--- START PROVIDED MATERIAL ---
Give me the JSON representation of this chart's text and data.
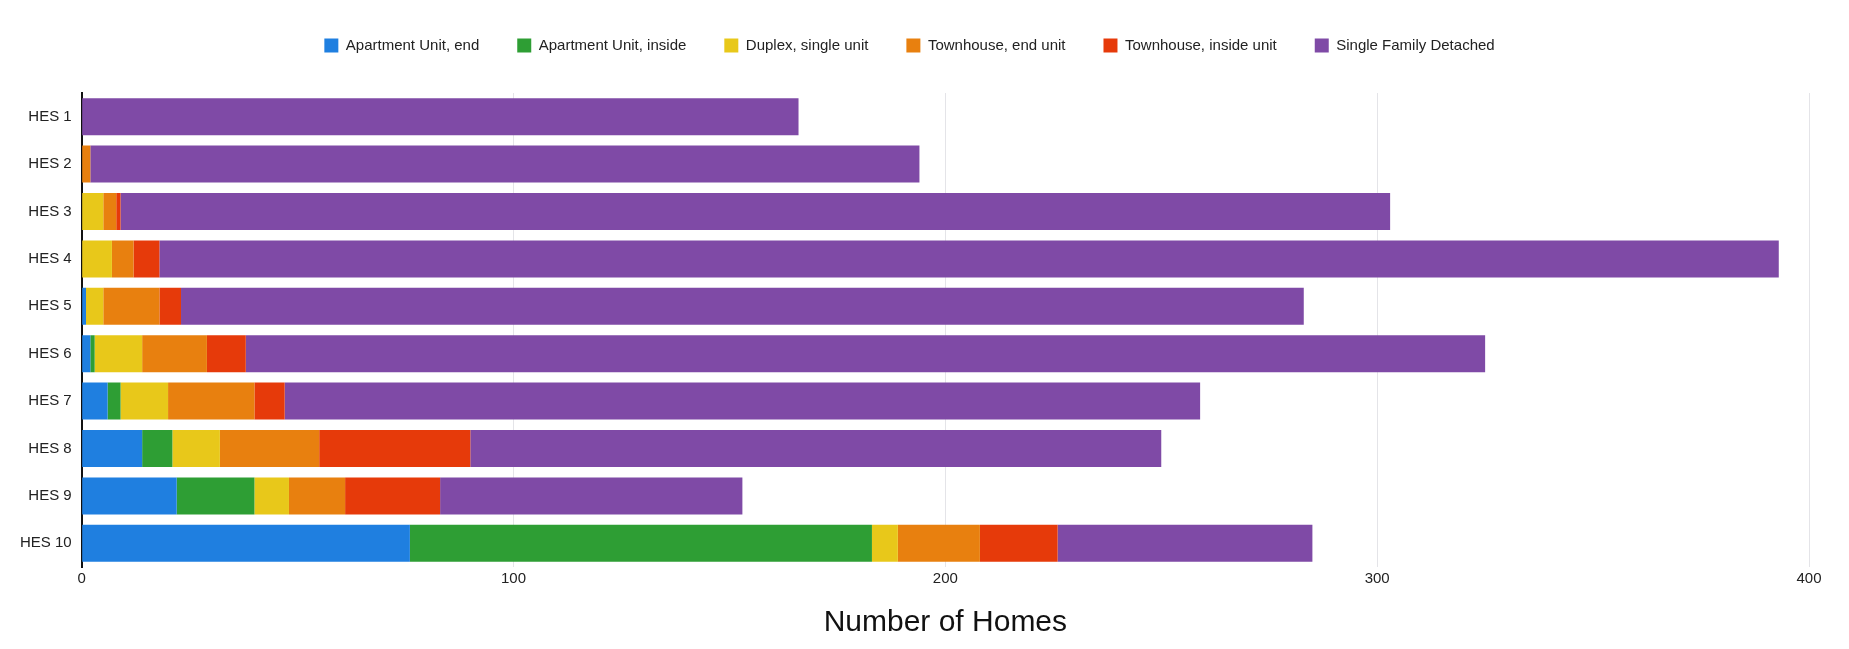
{
  "chart_data": {
    "type": "bar",
    "orientation": "horizontal",
    "stacked": true,
    "xlabel": "Number of Homes",
    "categories": [
      "HES 1",
      "HES 2",
      "HES 3",
      "HES 4",
      "HES 5",
      "HES 6",
      "HES 7",
      "HES 8",
      "HES 9",
      "HES 10"
    ],
    "series": [
      {
        "name": "Apartment Unit, end",
        "color": "#1f7fe0",
        "values": [
          0,
          0,
          0,
          0,
          1,
          2,
          6,
          14,
          22,
          76
        ]
      },
      {
        "name": "Apartment Unit, inside",
        "color": "#2e9e34",
        "values": [
          0,
          0,
          0,
          0,
          0,
          1,
          3,
          7,
          18,
          107
        ]
      },
      {
        "name": "Duplex, single unit",
        "color": "#e8c81a",
        "values": [
          0,
          0,
          5,
          7,
          4,
          11,
          11,
          11,
          8,
          6
        ]
      },
      {
        "name": "Townhouse, end unit",
        "color": "#e8800f",
        "values": [
          0,
          2,
          3,
          5,
          13,
          15,
          20,
          23,
          13,
          19
        ]
      },
      {
        "name": "Townhouse, inside unit",
        "color": "#e63a0a",
        "values": [
          0,
          0,
          1,
          6,
          5,
          9,
          7,
          35,
          22,
          18
        ]
      },
      {
        "name": "Single Family Detached",
        "color": "#7f4aa6",
        "values": [
          166,
          192,
          294,
          375,
          260,
          287,
          212,
          160,
          70,
          59
        ]
      }
    ],
    "xlim": [
      0,
      400
    ],
    "xticks": [
      0,
      100,
      200,
      300,
      400
    ],
    "grid": "x",
    "legend": "top"
  }
}
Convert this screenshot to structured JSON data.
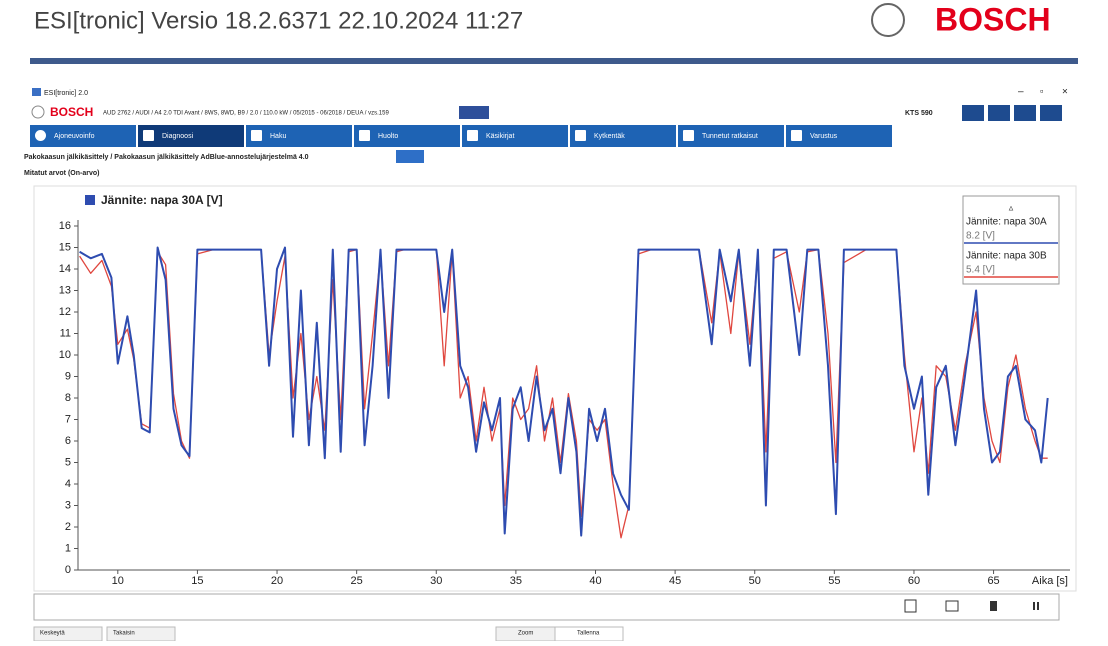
{
  "header": {
    "title": "ESI[tronic]  Versio 18.2.6371  22.10.2024  11:27",
    "brand": "BOSCH"
  },
  "window": {
    "title": "ESI[tronic] 2.0",
    "brand": "BOSCH",
    "vehicle": "AUD 2762 / AUDI / A4 2.0 TDI Avant / 8WS, 8WD, B9 / 2.0 / 110.0 kW / 05/2015 - 06/2018 / DEUA / vzs.159",
    "device": "KTS 590"
  },
  "tabs": [
    "Ajoneuvoinfo",
    "Diagnoosi",
    "Haku",
    "Huolto",
    "Käsikirjat",
    "Kytkentäk",
    "Tunnetut ratkaisut",
    "Varustus"
  ],
  "breadcrumb": "Pakokaasun jälkikäsittely / Pakokaasun jälkikäsittely AdBlue-annostelujärjestelmä 4.0",
  "section": "Mitatut arvot (On-arvo)",
  "buttons": [
    "Keskeytä",
    "Takaisin",
    "Zoom",
    "Tallenna"
  ],
  "chart_data": {
    "type": "line",
    "legend_title": "Jännite: napa 30A [V]",
    "xlabel": "Aika [s]",
    "xlim": [
      7.5,
      69.8
    ],
    "xticks": [
      10,
      15,
      20,
      25,
      30,
      35,
      40,
      45,
      50,
      55,
      60,
      65
    ],
    "ylim": [
      0,
      16
    ],
    "yticks": [
      0,
      1,
      2,
      3,
      4,
      5,
      6,
      7,
      8,
      9,
      10,
      11,
      12,
      13,
      14,
      15,
      16
    ],
    "grid": false,
    "cursor_labels": [
      "8.2 [V]",
      "5.4 [V]"
    ],
    "x": [
      7.6,
      8.3,
      9.0,
      9.6,
      10.0,
      10.6,
      11.0,
      11.5,
      12.0,
      12.5,
      13.0,
      13.5,
      14.0,
      14.5,
      15.0,
      16.0,
      17.0,
      18.0,
      19.0,
      19.5,
      20.0,
      20.5,
      21.0,
      21.5,
      22.0,
      22.5,
      23.0,
      23.5,
      24.0,
      24.5,
      25.0,
      25.5,
      26.0,
      26.5,
      27.0,
      27.5,
      28.0,
      29.0,
      30.0,
      30.5,
      31.0,
      31.5,
      32.0,
      32.5,
      33.0,
      33.5,
      34.0,
      34.3,
      34.8,
      35.3,
      35.8,
      36.3,
      36.8,
      37.3,
      37.8,
      38.3,
      38.8,
      39.1,
      39.6,
      40.1,
      40.6,
      41.1,
      41.6,
      42.1,
      42.7,
      43.5,
      45.0,
      46.5,
      47.3,
      47.8,
      48.5,
      49.0,
      49.7,
      50.2,
      50.7,
      51.2,
      52.0,
      52.8,
      53.3,
      54.0,
      54.6,
      55.1,
      55.6,
      57.0,
      58.9,
      59.4,
      60.0,
      60.5,
      60.9,
      61.4,
      62.0,
      62.6,
      63.2,
      63.9,
      64.4,
      64.9,
      65.4,
      65.9,
      66.4,
      67.0,
      67.6,
      68.0,
      68.4
    ],
    "series": [
      {
        "name": "Jännite: napa 30A",
        "color": "#2e4cb0",
        "values": [
          14.8,
          14.5,
          14.7,
          13.6,
          9.6,
          11.8,
          10.0,
          6.6,
          6.4,
          15.0,
          13.5,
          7.5,
          5.8,
          5.3,
          14.9,
          14.9,
          14.9,
          14.9,
          14.9,
          9.5,
          14.0,
          15.0,
          6.2,
          13.0,
          5.8,
          11.5,
          5.2,
          14.9,
          5.5,
          14.9,
          14.9,
          5.8,
          9.5,
          14.9,
          8.0,
          14.9,
          14.9,
          14.9,
          14.9,
          12.0,
          14.9,
          9.5,
          8.5,
          5.5,
          7.8,
          6.5,
          8.0,
          1.7,
          7.5,
          8.5,
          6.0,
          9.0,
          6.5,
          7.5,
          4.5,
          8.0,
          5.5,
          1.6,
          7.5,
          6.0,
          7.5,
          4.5,
          3.5,
          2.8,
          14.9,
          14.9,
          14.9,
          14.9,
          10.5,
          14.9,
          12.5,
          14.9,
          9.5,
          14.9,
          3.0,
          14.9,
          14.9,
          10.0,
          14.9,
          14.9,
          9.5,
          2.6,
          14.9,
          14.9,
          14.9,
          9.5,
          7.5,
          9.0,
          3.5,
          8.5,
          9.5,
          5.8,
          9.0,
          13.0,
          7.5,
          5.0,
          5.5,
          9.0,
          9.5,
          7.0,
          6.5,
          5.0,
          8.0
        ]
      },
      {
        "name": "Jännite: napa 30B",
        "color": "#e0473f",
        "values": [
          14.6,
          13.8,
          14.4,
          13.2,
          10.5,
          11.2,
          9.8,
          6.8,
          6.6,
          14.8,
          14.2,
          8.2,
          6.0,
          5.2,
          14.7,
          14.9,
          14.9,
          14.9,
          14.9,
          10.0,
          12.5,
          14.6,
          8.0,
          11.0,
          7.0,
          9.0,
          6.5,
          13.5,
          7.0,
          14.8,
          14.9,
          7.5,
          11.0,
          14.7,
          9.5,
          14.8,
          14.9,
          14.9,
          14.9,
          9.5,
          14.8,
          8.0,
          9.0,
          6.0,
          8.5,
          6.0,
          7.5,
          3.0,
          8.0,
          7.0,
          7.5,
          9.5,
          6.0,
          8.0,
          5.0,
          8.2,
          6.0,
          2.5,
          7.0,
          6.5,
          7.0,
          4.0,
          1.5,
          3.0,
          14.7,
          14.9,
          14.9,
          14.9,
          11.5,
          14.8,
          11.0,
          14.8,
          10.5,
          14.7,
          5.5,
          14.5,
          14.8,
          12.0,
          14.8,
          14.9,
          11.0,
          5.0,
          14.3,
          14.9,
          14.9,
          10.0,
          5.5,
          8.0,
          4.5,
          9.5,
          9.0,
          6.5,
          9.5,
          12.0,
          8.0,
          6.0,
          5.0,
          8.5,
          10.0,
          7.5,
          6.0,
          5.2,
          5.2
        ]
      }
    ]
  }
}
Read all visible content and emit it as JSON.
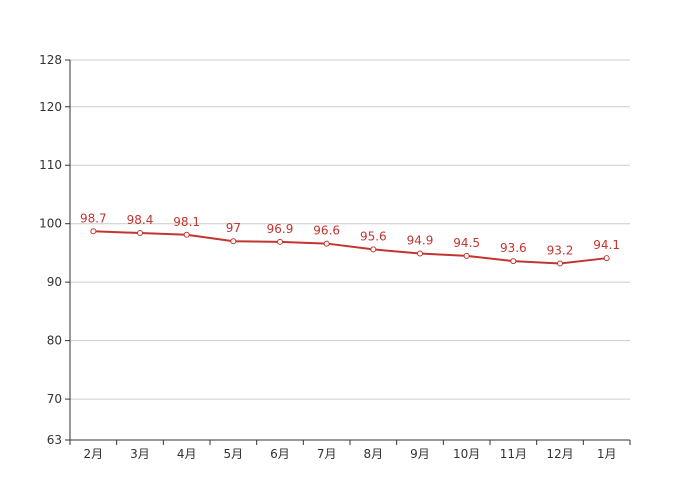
{
  "colors": {
    "series": "#c23531",
    "grid": "#cccccc",
    "axis": "#333333",
    "marker_fill": "#ffffff"
  },
  "chart_data": {
    "type": "line",
    "title": "",
    "xlabel": "",
    "ylabel": "",
    "categories": [
      "2月",
      "3月",
      "4月",
      "5月",
      "6月",
      "7月",
      "8月",
      "9月",
      "10月",
      "11月",
      "12月",
      "1月"
    ],
    "series": [
      {
        "values": [
          98.7,
          98.4,
          98.1,
          97,
          96.9,
          96.6,
          95.6,
          94.9,
          94.5,
          93.6,
          93.2,
          94.1
        ]
      }
    ],
    "data_labels": [
      "98.7",
      "98.4",
      "98.1",
      "97",
      "96.9",
      "96.6",
      "95.6",
      "94.9",
      "94.5",
      "93.6",
      "93.2",
      "94.1"
    ],
    "ylim": [
      63,
      128
    ],
    "yticks": [
      63,
      70,
      80,
      90,
      100,
      110,
      120,
      128
    ],
    "ytick_labels": [
      "63",
      "70",
      "80",
      "90",
      "100",
      "110",
      "120",
      "128"
    ],
    "grid": true,
    "legend": "none"
  }
}
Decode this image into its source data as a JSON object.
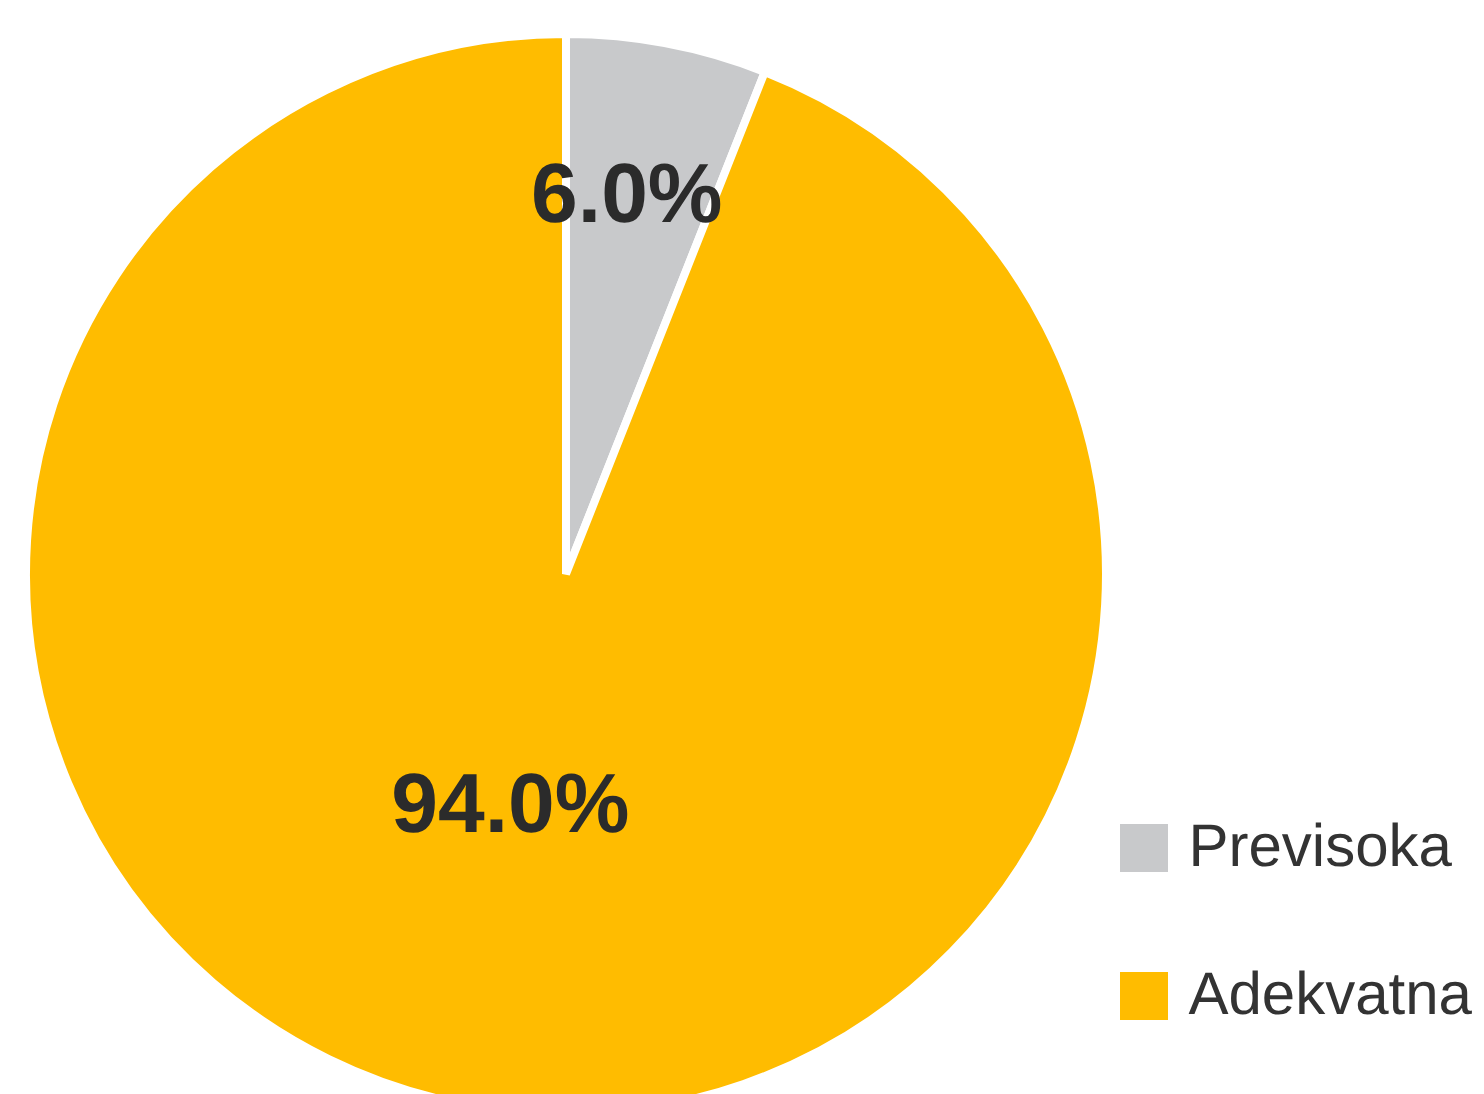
{
  "chart_data": {
    "type": "pie",
    "categories": [
      "Previsoka",
      "Adekvatna"
    ],
    "values": [
      6.0,
      94.0
    ],
    "colors": [
      "#c8c9cb",
      "#ffbc00"
    ],
    "value_labels": [
      "6.0%",
      "94.0%"
    ],
    "legend": "bottom right"
  }
}
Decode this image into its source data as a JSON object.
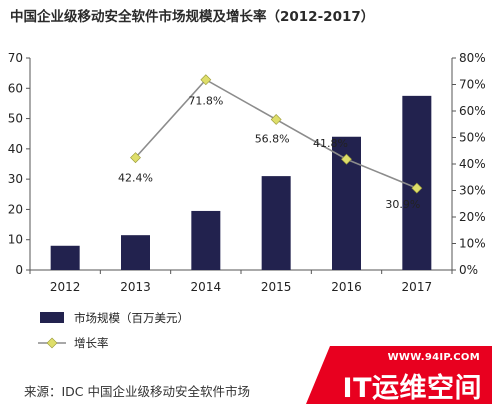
{
  "title": "中国企业级移动安全软件市场规模及增长率（2012-2017）",
  "chart_data": {
    "type": "bar",
    "categories": [
      "2012",
      "2013",
      "2014",
      "2015",
      "2016",
      "2017"
    ],
    "series": [
      {
        "name": "市场规模（百万美元）",
        "type": "bar",
        "axis": "left",
        "values": [
          8,
          11.5,
          19.5,
          31,
          44,
          57.5
        ],
        "color": "#22224e"
      },
      {
        "name": "增长率",
        "type": "line",
        "axis": "right",
        "values": [
          null,
          42.4,
          71.8,
          56.8,
          41.8,
          30.9
        ],
        "labels": [
          "",
          "42.4%",
          "71.8%",
          "56.8%",
          "41.8%",
          "30.9%"
        ],
        "color": "#8c8c8c",
        "marker_color": "#dede6a"
      }
    ],
    "left_axis": {
      "ylim": [
        0,
        70
      ],
      "ticks": [
        "0",
        "10",
        "20",
        "30",
        "40",
        "50",
        "60",
        "70"
      ]
    },
    "right_axis": {
      "ylim": [
        0,
        80
      ],
      "ticks": [
        "0%",
        "10%",
        "20%",
        "30%",
        "40%",
        "50%",
        "60%",
        "70%",
        "80%"
      ]
    },
    "grid": false,
    "legend_position": "bottom-left"
  },
  "source": "来源：IDC 中国企业级移动安全软件市场",
  "watermark": {
    "url": "WWW.94IP.COM",
    "text": "IT运维空间",
    "color": "#e8001f"
  }
}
--- END PROVIDED MATERIAL ---
PROMPT => Going through the data, tally the lines containing "bottom" and report only the result.

RESPONSE TO THE EXERCISE => 2